DIRECTIONS FOR THIS TASK.
Work out how many lines hold the string "Expenditure". Give that number and nothing more.

DATA.

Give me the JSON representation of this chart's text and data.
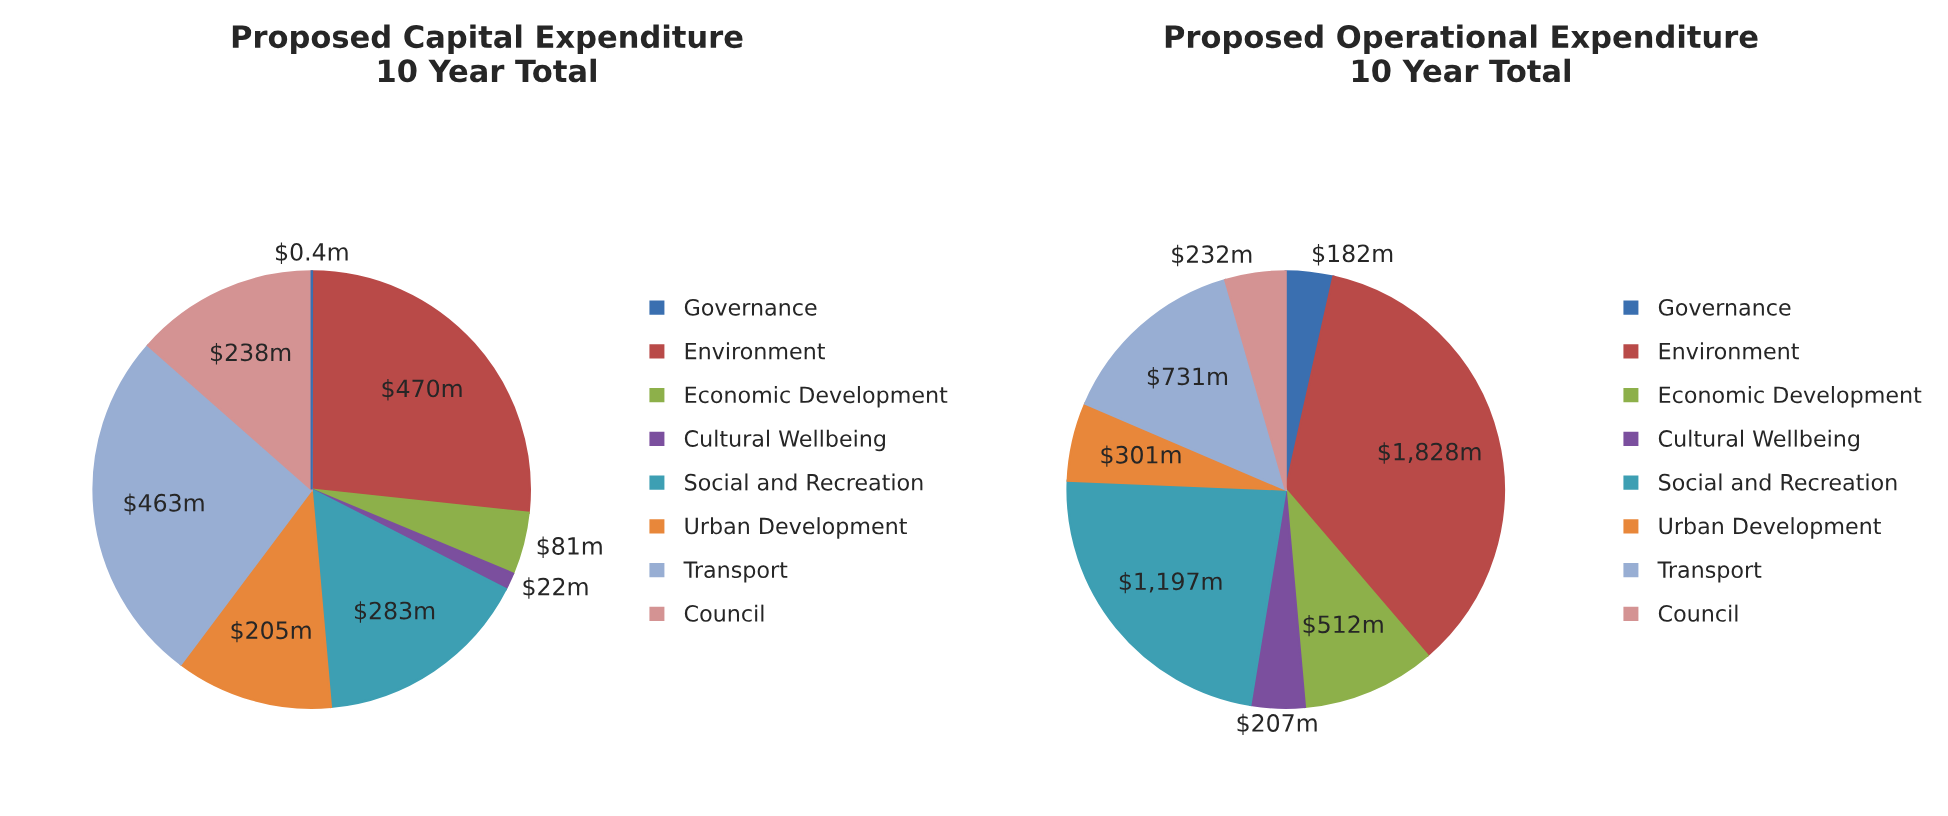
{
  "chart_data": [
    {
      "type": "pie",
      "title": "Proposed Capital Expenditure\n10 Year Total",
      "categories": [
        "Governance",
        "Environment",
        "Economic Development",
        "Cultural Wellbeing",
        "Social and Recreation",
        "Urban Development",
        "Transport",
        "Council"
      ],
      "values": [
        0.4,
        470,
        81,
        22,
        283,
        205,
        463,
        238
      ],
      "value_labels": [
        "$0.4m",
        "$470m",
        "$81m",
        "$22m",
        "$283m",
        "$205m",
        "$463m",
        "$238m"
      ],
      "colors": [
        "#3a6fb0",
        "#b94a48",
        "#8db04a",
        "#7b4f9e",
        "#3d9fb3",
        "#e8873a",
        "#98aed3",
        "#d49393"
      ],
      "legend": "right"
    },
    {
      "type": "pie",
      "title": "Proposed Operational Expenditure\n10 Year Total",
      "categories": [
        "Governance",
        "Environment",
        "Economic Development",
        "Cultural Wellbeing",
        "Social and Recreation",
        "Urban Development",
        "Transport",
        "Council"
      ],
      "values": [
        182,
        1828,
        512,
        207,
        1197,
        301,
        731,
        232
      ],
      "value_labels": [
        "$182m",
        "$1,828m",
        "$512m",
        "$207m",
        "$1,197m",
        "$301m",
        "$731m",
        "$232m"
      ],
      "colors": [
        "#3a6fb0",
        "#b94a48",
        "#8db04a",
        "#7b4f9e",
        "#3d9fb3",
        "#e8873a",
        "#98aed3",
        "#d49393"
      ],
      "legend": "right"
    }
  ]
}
---
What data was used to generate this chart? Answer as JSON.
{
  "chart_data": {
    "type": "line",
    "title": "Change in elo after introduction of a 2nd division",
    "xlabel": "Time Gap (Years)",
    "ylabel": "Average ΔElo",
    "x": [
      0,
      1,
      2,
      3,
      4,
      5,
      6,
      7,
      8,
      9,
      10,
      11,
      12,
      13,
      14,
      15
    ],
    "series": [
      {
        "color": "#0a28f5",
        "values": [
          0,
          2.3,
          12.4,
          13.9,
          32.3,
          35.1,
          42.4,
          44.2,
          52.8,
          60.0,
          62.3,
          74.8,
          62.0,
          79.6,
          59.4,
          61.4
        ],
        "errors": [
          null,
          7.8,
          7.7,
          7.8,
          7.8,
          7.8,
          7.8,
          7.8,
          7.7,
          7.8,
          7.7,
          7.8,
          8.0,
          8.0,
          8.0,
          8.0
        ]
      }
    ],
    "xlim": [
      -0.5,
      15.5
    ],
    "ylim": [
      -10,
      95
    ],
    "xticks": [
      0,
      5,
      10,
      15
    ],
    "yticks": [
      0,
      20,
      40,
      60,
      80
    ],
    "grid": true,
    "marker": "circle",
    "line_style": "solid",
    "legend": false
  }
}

EXERCISE SOLUTION.
2